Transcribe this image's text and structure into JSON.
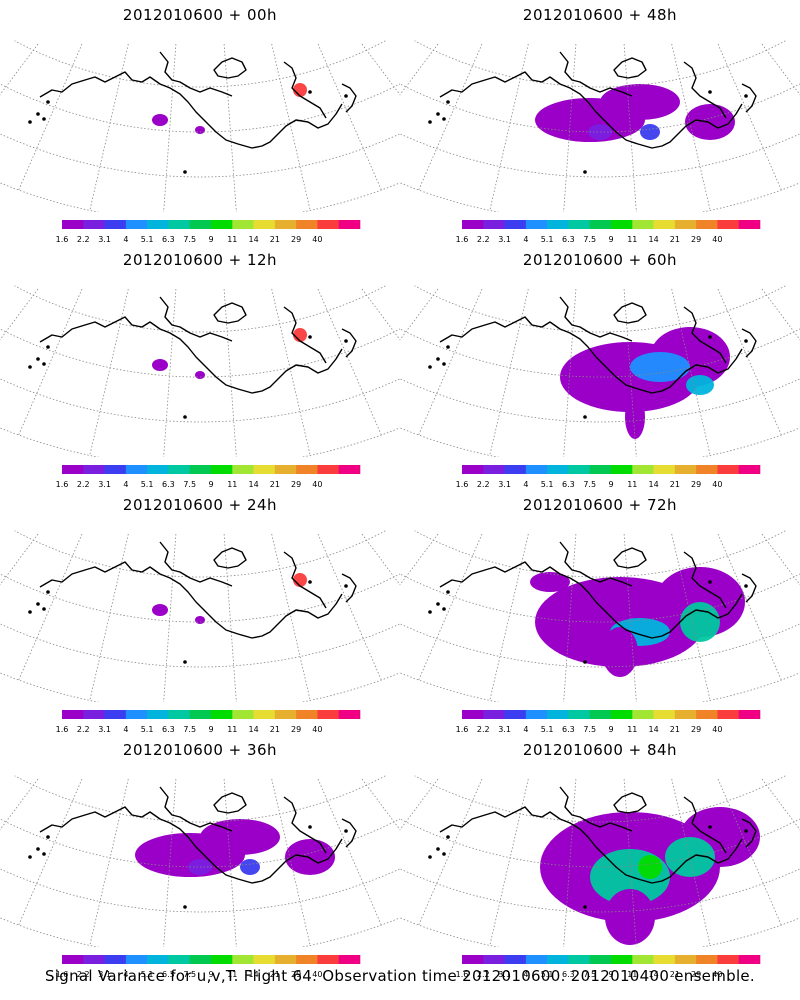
{
  "panels": [
    {
      "title": "2012010600 + 00h",
      "intensity": 0
    },
    {
      "title": "2012010600 + 48h",
      "intensity": 1
    },
    {
      "title": "2012010600 + 12h",
      "intensity": 0
    },
    {
      "title": "2012010600 + 60h",
      "intensity": 2
    },
    {
      "title": "2012010600 + 24h",
      "intensity": 0
    },
    {
      "title": "2012010600 + 72h",
      "intensity": 3
    },
    {
      "title": "2012010600 + 36h",
      "intensity": 1
    },
    {
      "title": "2012010600 + 84h",
      "intensity": 4
    }
  ],
  "colorbar": {
    "labels": [
      "1.6",
      "2.2",
      "3.1",
      "4",
      "5.1",
      "6.3",
      "7.5",
      "9",
      "11",
      "14",
      "21",
      "29",
      "40"
    ],
    "colors": [
      "#9a00c8",
      "#7a1ee0",
      "#3c3cf0",
      "#1e90ff",
      "#00b4dc",
      "#00c8a0",
      "#00c850",
      "#00dc00",
      "#a0e632",
      "#e6dc32",
      "#e6af2d",
      "#f08228",
      "#fa3c3c",
      "#f00082"
    ]
  },
  "caption": "Signal Variance for u,v,T. Flight 64. Observation time 2012010600. 2012010400 ensemble."
}
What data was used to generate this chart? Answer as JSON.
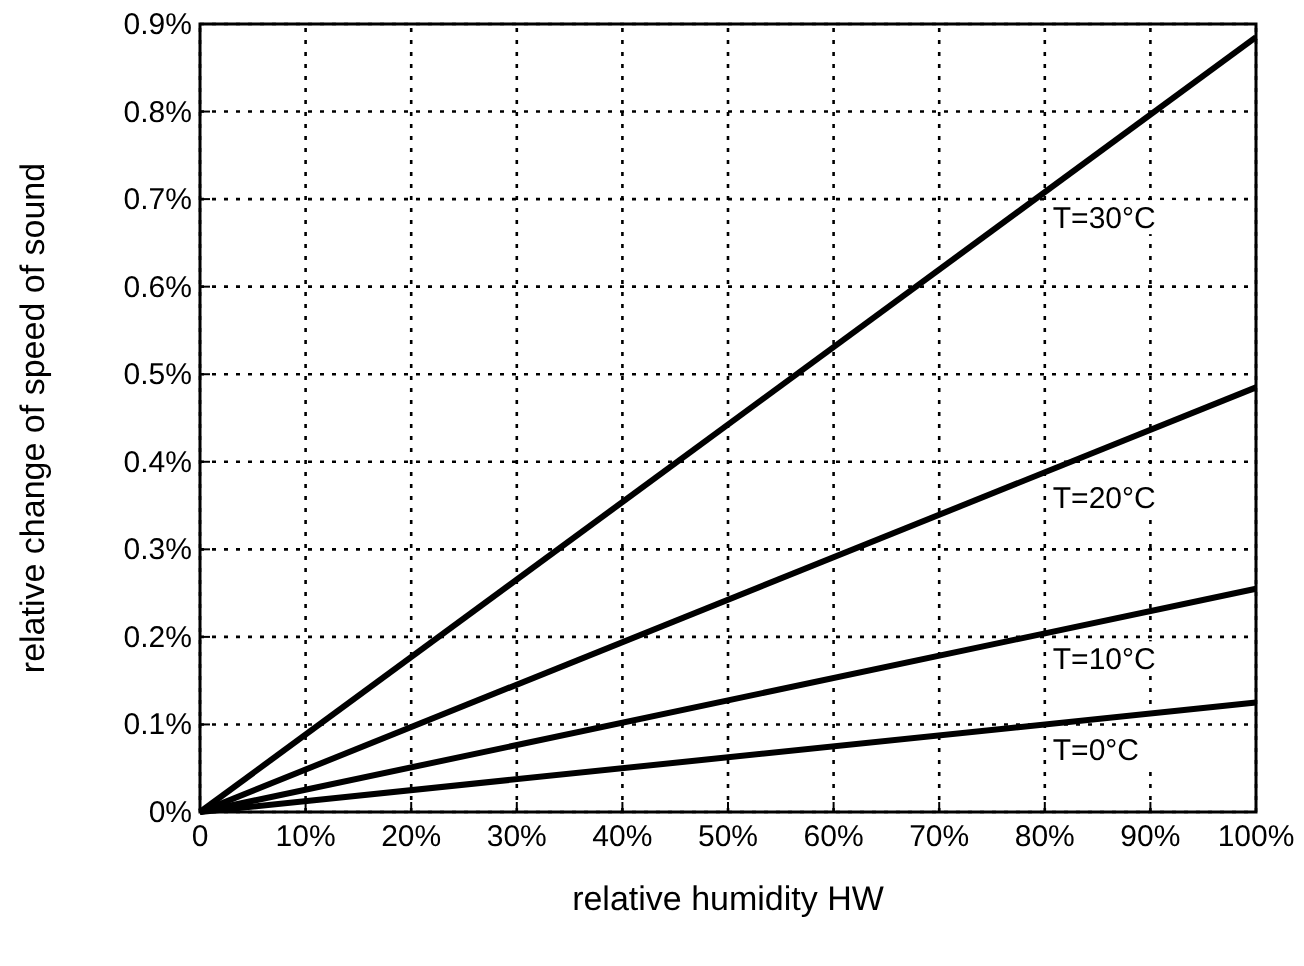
{
  "chart_data": {
    "type": "line",
    "xlabel": "relative humidity HW",
    "ylabel": "relative change of speed of sound",
    "xlim": [
      0,
      100
    ],
    "ylim": [
      0,
      0.9
    ],
    "xticks": [
      {
        "value": 0,
        "label": "0"
      },
      {
        "value": 10,
        "label": "10%"
      },
      {
        "value": 20,
        "label": "20%"
      },
      {
        "value": 30,
        "label": "30%"
      },
      {
        "value": 40,
        "label": "40%"
      },
      {
        "value": 50,
        "label": "50%"
      },
      {
        "value": 60,
        "label": "60%"
      },
      {
        "value": 70,
        "label": "70%"
      },
      {
        "value": 80,
        "label": "80%"
      },
      {
        "value": 90,
        "label": "90%"
      },
      {
        "value": 100,
        "label": "100%"
      }
    ],
    "yticks": [
      {
        "value": 0,
        "label": "0%"
      },
      {
        "value": 0.1,
        "label": "0.1%"
      },
      {
        "value": 0.2,
        "label": "0.2%"
      },
      {
        "value": 0.3,
        "label": "0.3%"
      },
      {
        "value": 0.4,
        "label": "0.4%"
      },
      {
        "value": 0.5,
        "label": "0.5%"
      },
      {
        "value": 0.6,
        "label": "0.6%"
      },
      {
        "value": 0.7,
        "label": "0.7%"
      },
      {
        "value": 0.8,
        "label": "0.8%"
      },
      {
        "value": 0.9,
        "label": "0.9%"
      }
    ],
    "grid": true,
    "marker": "none",
    "line_style": "solid",
    "x": [
      0,
      100
    ],
    "series": [
      {
        "name": "T=30°C",
        "color": "#000000",
        "values": [
          0,
          0.885
        ]
      },
      {
        "name": "T=20°C",
        "color": "#000000",
        "values": [
          0,
          0.485
        ]
      },
      {
        "name": "T=10°C",
        "color": "#000000",
        "values": [
          0,
          0.255
        ]
      },
      {
        "name": "T=0°C",
        "color": "#000000",
        "values": [
          0,
          0.125
        ]
      }
    ]
  }
}
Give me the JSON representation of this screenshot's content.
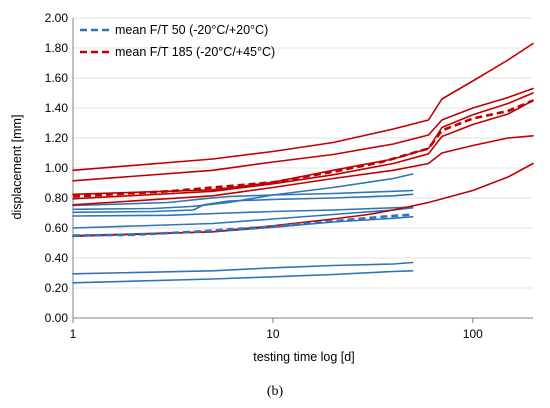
{
  "chart_data": {
    "type": "line",
    "title": "",
    "xlabel": "testing time log [d]",
    "ylabel": "displacement [mm]",
    "xscale": "log",
    "xlim": [
      1,
      200
    ],
    "ylim": [
      0,
      2
    ],
    "xticks": [
      {
        "value": 1,
        "label": "1"
      },
      {
        "value": 10,
        "label": "10"
      },
      {
        "value": 100,
        "label": "100"
      }
    ],
    "yticks": [
      {
        "value": 0,
        "label": "0.00"
      },
      {
        "value": 0.2,
        "label": "0.20"
      },
      {
        "value": 0.4,
        "label": "0.40"
      },
      {
        "value": 0.6,
        "label": "0.60"
      },
      {
        "value": 0.8,
        "label": "0.80"
      },
      {
        "value": 1.0,
        "label": "1.00"
      },
      {
        "value": 1.2,
        "label": "1.20"
      },
      {
        "value": 1.4,
        "label": "1.40"
      },
      {
        "value": 1.6,
        "label": "1.60"
      },
      {
        "value": 1.8,
        "label": "1.80"
      },
      {
        "value": 2.0,
        "label": "2.00"
      }
    ],
    "grid": "horizontal",
    "legend_position": "top-left",
    "colors": {
      "blue": "#2E75B6",
      "red": "#C00000"
    },
    "caption": "(b)",
    "series": [
      {
        "name": "mean F/T 50 (-20°C/+20°C)",
        "legend": true,
        "color": "#2E75B6",
        "style": "dashed",
        "points": [
          [
            1,
            0.55
          ],
          [
            2,
            0.555
          ],
          [
            4,
            0.575
          ],
          [
            10,
            0.61
          ],
          [
            20,
            0.645
          ],
          [
            35,
            0.675
          ],
          [
            50,
            0.69
          ]
        ]
      },
      {
        "name": "mean F/T 185 (-20°C/+45°C)",
        "legend": true,
        "color": "#C00000",
        "style": "dashed",
        "points": [
          [
            1,
            0.81
          ],
          [
            3,
            0.845
          ],
          [
            10,
            0.905
          ],
          [
            20,
            0.975
          ],
          [
            35,
            1.04
          ],
          [
            60,
            1.13
          ],
          [
            70,
            1.25
          ],
          [
            100,
            1.33
          ],
          [
            150,
            1.38
          ],
          [
            200,
            1.45
          ]
        ]
      },
      {
        "color": "#2E75B6",
        "style": "solid",
        "points": [
          [
            1,
            0.235
          ],
          [
            5,
            0.26
          ],
          [
            10,
            0.275
          ],
          [
            20,
            0.29
          ],
          [
            40,
            0.31
          ],
          [
            50,
            0.315
          ]
        ]
      },
      {
        "color": "#2E75B6",
        "style": "solid",
        "points": [
          [
            1,
            0.295
          ],
          [
            5,
            0.315
          ],
          [
            10,
            0.335
          ],
          [
            20,
            0.35
          ],
          [
            40,
            0.36
          ],
          [
            50,
            0.37
          ]
        ]
      },
      {
        "color": "#2E75B6",
        "style": "solid",
        "points": [
          [
            1,
            0.55
          ],
          [
            5,
            0.575
          ],
          [
            10,
            0.605
          ],
          [
            20,
            0.64
          ],
          [
            40,
            0.665
          ],
          [
            50,
            0.675
          ]
        ]
      },
      {
        "color": "#2E75B6",
        "style": "solid",
        "points": [
          [
            1,
            0.6
          ],
          [
            5,
            0.63
          ],
          [
            10,
            0.66
          ],
          [
            20,
            0.69
          ],
          [
            40,
            0.72
          ],
          [
            50,
            0.735
          ]
        ]
      },
      {
        "color": "#2E75B6",
        "style": "solid",
        "points": [
          [
            1,
            0.68
          ],
          [
            3,
            0.685
          ],
          [
            6,
            0.7
          ],
          [
            10,
            0.71
          ],
          [
            20,
            0.72
          ],
          [
            40,
            0.735
          ],
          [
            50,
            0.74
          ]
        ]
      },
      {
        "color": "#2E75B6",
        "style": "solid",
        "points": [
          [
            1,
            0.705
          ],
          [
            2.5,
            0.71
          ],
          [
            4,
            0.72
          ],
          [
            4.5,
            0.755
          ],
          [
            6,
            0.78
          ],
          [
            10,
            0.79
          ],
          [
            20,
            0.8
          ],
          [
            40,
            0.815
          ],
          [
            50,
            0.825
          ]
        ]
      },
      {
        "color": "#2E75B6",
        "style": "solid",
        "points": [
          [
            1,
            0.725
          ],
          [
            2.5,
            0.73
          ],
          [
            3.5,
            0.74
          ],
          [
            4,
            0.745
          ],
          [
            6,
            0.77
          ],
          [
            10,
            0.82
          ],
          [
            20,
            0.87
          ],
          [
            40,
            0.93
          ],
          [
            50,
            0.96
          ]
        ]
      },
      {
        "color": "#2E75B6",
        "style": "solid",
        "points": [
          [
            1,
            0.75
          ],
          [
            3,
            0.77
          ],
          [
            4.5,
            0.795
          ],
          [
            6,
            0.81
          ],
          [
            10,
            0.82
          ],
          [
            20,
            0.83
          ],
          [
            40,
            0.845
          ],
          [
            50,
            0.85
          ]
        ]
      },
      {
        "color": "#C00000",
        "style": "solid",
        "points": [
          [
            1,
            0.545
          ],
          [
            5,
            0.575
          ],
          [
            10,
            0.615
          ],
          [
            20,
            0.66
          ],
          [
            30,
            0.69
          ],
          [
            40,
            0.72
          ],
          [
            60,
            0.77
          ],
          [
            100,
            0.85
          ],
          [
            150,
            0.94
          ],
          [
            200,
            1.03
          ]
        ]
      },
      {
        "color": "#C00000",
        "style": "solid",
        "points": [
          [
            1,
            0.755
          ],
          [
            5,
            0.815
          ],
          [
            10,
            0.87
          ],
          [
            20,
            0.93
          ],
          [
            40,
            0.985
          ],
          [
            60,
            1.03
          ],
          [
            70,
            1.1
          ],
          [
            100,
            1.15
          ],
          [
            150,
            1.2
          ],
          [
            200,
            1.215
          ]
        ]
      },
      {
        "color": "#C00000",
        "style": "solid",
        "points": [
          [
            1,
            0.795
          ],
          [
            5,
            0.845
          ],
          [
            10,
            0.895
          ],
          [
            20,
            0.955
          ],
          [
            40,
            1.03
          ],
          [
            60,
            1.095
          ],
          [
            70,
            1.21
          ],
          [
            100,
            1.29
          ],
          [
            150,
            1.36
          ],
          [
            200,
            1.45
          ]
        ]
      },
      {
        "color": "#C00000",
        "style": "solid",
        "points": [
          [
            1,
            0.825
          ],
          [
            5,
            0.855
          ],
          [
            10,
            0.905
          ],
          [
            20,
            0.985
          ],
          [
            40,
            1.06
          ],
          [
            60,
            1.13
          ],
          [
            70,
            1.27
          ],
          [
            100,
            1.355
          ],
          [
            150,
            1.43
          ],
          [
            200,
            1.5
          ]
        ]
      },
      {
        "color": "#C00000",
        "style": "solid",
        "points": [
          [
            1,
            0.915
          ],
          [
            5,
            0.985
          ],
          [
            10,
            1.04
          ],
          [
            20,
            1.09
          ],
          [
            40,
            1.16
          ],
          [
            60,
            1.22
          ],
          [
            70,
            1.32
          ],
          [
            100,
            1.4
          ],
          [
            150,
            1.47
          ],
          [
            200,
            1.53
          ]
        ]
      },
      {
        "color": "#C00000",
        "style": "solid",
        "points": [
          [
            1,
            0.985
          ],
          [
            5,
            1.06
          ],
          [
            10,
            1.11
          ],
          [
            20,
            1.17
          ],
          [
            40,
            1.26
          ],
          [
            60,
            1.32
          ],
          [
            70,
            1.46
          ],
          [
            100,
            1.58
          ],
          [
            150,
            1.72
          ],
          [
            200,
            1.83
          ]
        ]
      }
    ]
  }
}
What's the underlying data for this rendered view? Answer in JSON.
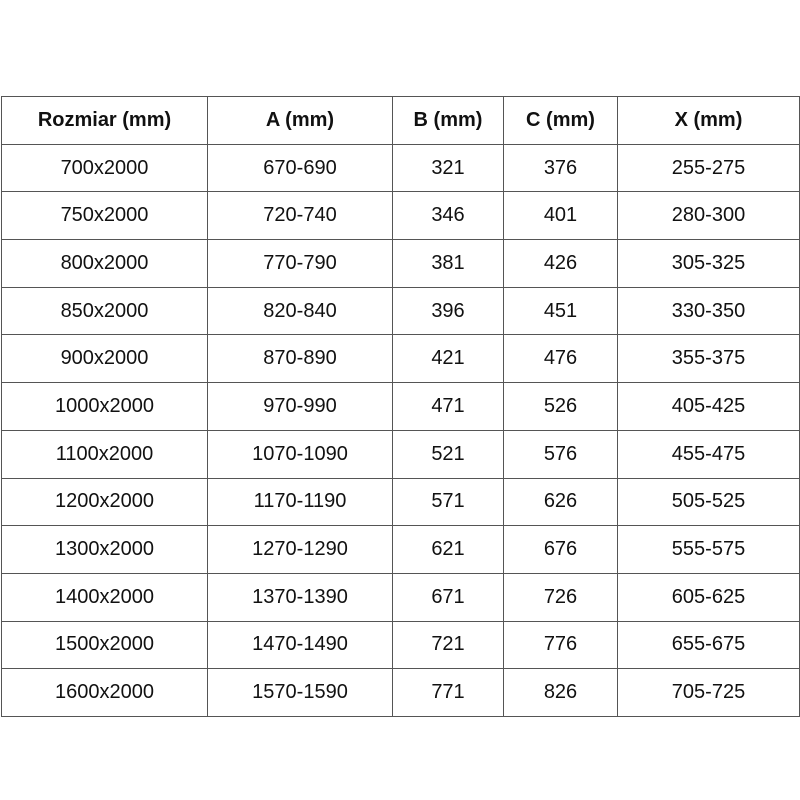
{
  "table": {
    "headers": [
      "Rozmiar (mm)",
      "A (mm)",
      "B (mm)",
      "C (mm)",
      "X (mm)"
    ],
    "rows": [
      [
        "700x2000",
        "670-690",
        "321",
        "376",
        "255-275"
      ],
      [
        "750x2000",
        "720-740",
        "346",
        "401",
        "280-300"
      ],
      [
        "800x2000",
        "770-790",
        "381",
        "426",
        "305-325"
      ],
      [
        "850x2000",
        "820-840",
        "396",
        "451",
        "330-350"
      ],
      [
        "900x2000",
        "870-890",
        "421",
        "476",
        "355-375"
      ],
      [
        "1000x2000",
        "970-990",
        "471",
        "526",
        "405-425"
      ],
      [
        "1100x2000",
        "1070-1090",
        "521",
        "576",
        "455-475"
      ],
      [
        "1200x2000",
        "1170-1190",
        "571",
        "626",
        "505-525"
      ],
      [
        "1300x2000",
        "1270-1290",
        "621",
        "676",
        "555-575"
      ],
      [
        "1400x2000",
        "1370-1390",
        "671",
        "726",
        "605-625"
      ],
      [
        "1500x2000",
        "1470-1490",
        "721",
        "776",
        "655-675"
      ],
      [
        "1600x2000",
        "1570-1590",
        "771",
        "826",
        "705-725"
      ]
    ]
  }
}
# # # # # # #
# What the exercise asks
Leave out the pictures, and extract exactly the lines from the one with "What's the underlying" through the end of the records, both ends included.

# Answer to the problem
What's the underlying data for this rendered view? Answer in JSON.
{
  "table": {
    "headers": [
      "Rozmiar (mm)",
      "A (mm)",
      "B (mm)",
      "C (mm)",
      "X (mm)"
    ],
    "rows": [
      [
        "700x2000",
        "670-690",
        "321",
        "376",
        "255-275"
      ],
      [
        "750x2000",
        "720-740",
        "346",
        "401",
        "280-300"
      ],
      [
        "800x2000",
        "770-790",
        "381",
        "426",
        "305-325"
      ],
      [
        "850x2000",
        "820-840",
        "396",
        "451",
        "330-350"
      ],
      [
        "900x2000",
        "870-890",
        "421",
        "476",
        "355-375"
      ],
      [
        "1000x2000",
        "970-990",
        "471",
        "526",
        "405-425"
      ],
      [
        "1100x2000",
        "1070-1090",
        "521",
        "576",
        "455-475"
      ],
      [
        "1200x2000",
        "1170-1190",
        "571",
        "626",
        "505-525"
      ],
      [
        "1300x2000",
        "1270-1290",
        "621",
        "676",
        "555-575"
      ],
      [
        "1400x2000",
        "1370-1390",
        "671",
        "726",
        "605-625"
      ],
      [
        "1500x2000",
        "1470-1490",
        "721",
        "776",
        "655-675"
      ],
      [
        "1600x2000",
        "1570-1590",
        "771",
        "826",
        "705-725"
      ]
    ]
  }
}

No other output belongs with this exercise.